* REQUIRED WORK: Review the lines that follow and copy each one that contains the word "количестве".

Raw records
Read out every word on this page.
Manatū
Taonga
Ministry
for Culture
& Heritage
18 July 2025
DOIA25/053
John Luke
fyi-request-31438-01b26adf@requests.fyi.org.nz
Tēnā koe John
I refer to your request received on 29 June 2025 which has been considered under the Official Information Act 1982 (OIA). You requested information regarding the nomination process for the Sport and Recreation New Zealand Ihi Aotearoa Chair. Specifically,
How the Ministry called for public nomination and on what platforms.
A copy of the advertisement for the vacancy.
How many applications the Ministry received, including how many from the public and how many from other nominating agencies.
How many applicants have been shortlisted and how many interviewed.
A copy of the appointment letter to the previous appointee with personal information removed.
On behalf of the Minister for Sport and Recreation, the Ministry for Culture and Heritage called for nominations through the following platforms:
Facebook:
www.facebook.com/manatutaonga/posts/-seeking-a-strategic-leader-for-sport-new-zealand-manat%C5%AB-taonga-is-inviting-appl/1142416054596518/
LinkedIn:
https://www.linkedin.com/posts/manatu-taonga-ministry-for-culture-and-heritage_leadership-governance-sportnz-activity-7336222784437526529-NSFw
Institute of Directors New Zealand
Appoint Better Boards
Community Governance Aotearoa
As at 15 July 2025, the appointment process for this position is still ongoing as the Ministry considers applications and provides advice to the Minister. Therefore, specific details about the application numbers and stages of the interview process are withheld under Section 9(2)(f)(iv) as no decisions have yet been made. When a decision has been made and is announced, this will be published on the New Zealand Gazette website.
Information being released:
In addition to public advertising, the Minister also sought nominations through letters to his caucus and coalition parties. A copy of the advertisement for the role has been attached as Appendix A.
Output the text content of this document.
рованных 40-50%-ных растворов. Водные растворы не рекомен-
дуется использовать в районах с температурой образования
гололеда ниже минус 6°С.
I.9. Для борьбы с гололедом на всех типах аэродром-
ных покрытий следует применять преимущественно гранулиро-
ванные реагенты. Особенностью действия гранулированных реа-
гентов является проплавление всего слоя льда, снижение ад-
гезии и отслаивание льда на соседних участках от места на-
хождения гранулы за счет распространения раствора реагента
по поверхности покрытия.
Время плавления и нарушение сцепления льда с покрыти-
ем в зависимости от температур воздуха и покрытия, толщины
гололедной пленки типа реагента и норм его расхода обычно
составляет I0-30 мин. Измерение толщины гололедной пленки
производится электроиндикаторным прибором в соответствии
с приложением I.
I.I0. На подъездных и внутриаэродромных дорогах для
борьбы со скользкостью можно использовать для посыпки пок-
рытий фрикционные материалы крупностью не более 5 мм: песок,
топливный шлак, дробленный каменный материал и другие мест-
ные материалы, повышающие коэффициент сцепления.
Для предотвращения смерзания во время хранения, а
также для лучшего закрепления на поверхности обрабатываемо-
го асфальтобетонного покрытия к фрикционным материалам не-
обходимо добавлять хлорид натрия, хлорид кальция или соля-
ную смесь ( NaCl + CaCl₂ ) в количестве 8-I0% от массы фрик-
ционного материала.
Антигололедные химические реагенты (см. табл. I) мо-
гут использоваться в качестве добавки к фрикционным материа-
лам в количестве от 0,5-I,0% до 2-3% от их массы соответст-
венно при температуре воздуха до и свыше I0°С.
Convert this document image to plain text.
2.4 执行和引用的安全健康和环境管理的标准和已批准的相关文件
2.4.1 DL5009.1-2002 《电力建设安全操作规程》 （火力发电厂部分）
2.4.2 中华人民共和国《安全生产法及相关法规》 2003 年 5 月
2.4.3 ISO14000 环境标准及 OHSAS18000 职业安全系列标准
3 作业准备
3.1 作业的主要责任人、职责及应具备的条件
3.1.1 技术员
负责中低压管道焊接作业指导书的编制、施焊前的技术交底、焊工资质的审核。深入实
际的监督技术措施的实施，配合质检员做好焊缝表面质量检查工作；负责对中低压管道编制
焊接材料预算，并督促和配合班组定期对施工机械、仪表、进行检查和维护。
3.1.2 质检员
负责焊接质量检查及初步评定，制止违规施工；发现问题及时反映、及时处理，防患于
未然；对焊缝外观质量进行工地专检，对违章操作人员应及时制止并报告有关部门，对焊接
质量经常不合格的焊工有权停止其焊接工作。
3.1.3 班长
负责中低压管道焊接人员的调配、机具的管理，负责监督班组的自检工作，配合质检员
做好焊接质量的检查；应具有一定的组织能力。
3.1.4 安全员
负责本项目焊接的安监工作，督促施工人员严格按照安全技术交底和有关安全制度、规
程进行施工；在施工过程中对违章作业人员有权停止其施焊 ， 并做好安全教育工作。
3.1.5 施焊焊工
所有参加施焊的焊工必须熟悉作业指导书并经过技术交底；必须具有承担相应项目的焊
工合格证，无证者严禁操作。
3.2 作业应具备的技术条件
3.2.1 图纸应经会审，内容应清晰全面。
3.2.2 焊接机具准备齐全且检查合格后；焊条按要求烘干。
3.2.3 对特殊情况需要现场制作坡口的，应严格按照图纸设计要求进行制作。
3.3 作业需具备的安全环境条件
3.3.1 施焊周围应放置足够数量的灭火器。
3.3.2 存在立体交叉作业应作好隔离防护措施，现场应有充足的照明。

* EXERCISE ANSWER:
ную смесь ( NaCl + CaCl₂ ) в количестве 8-I0% от массы фрик-
лам в количестве от 0,5-I,0% до 2-3% от их массы соответст-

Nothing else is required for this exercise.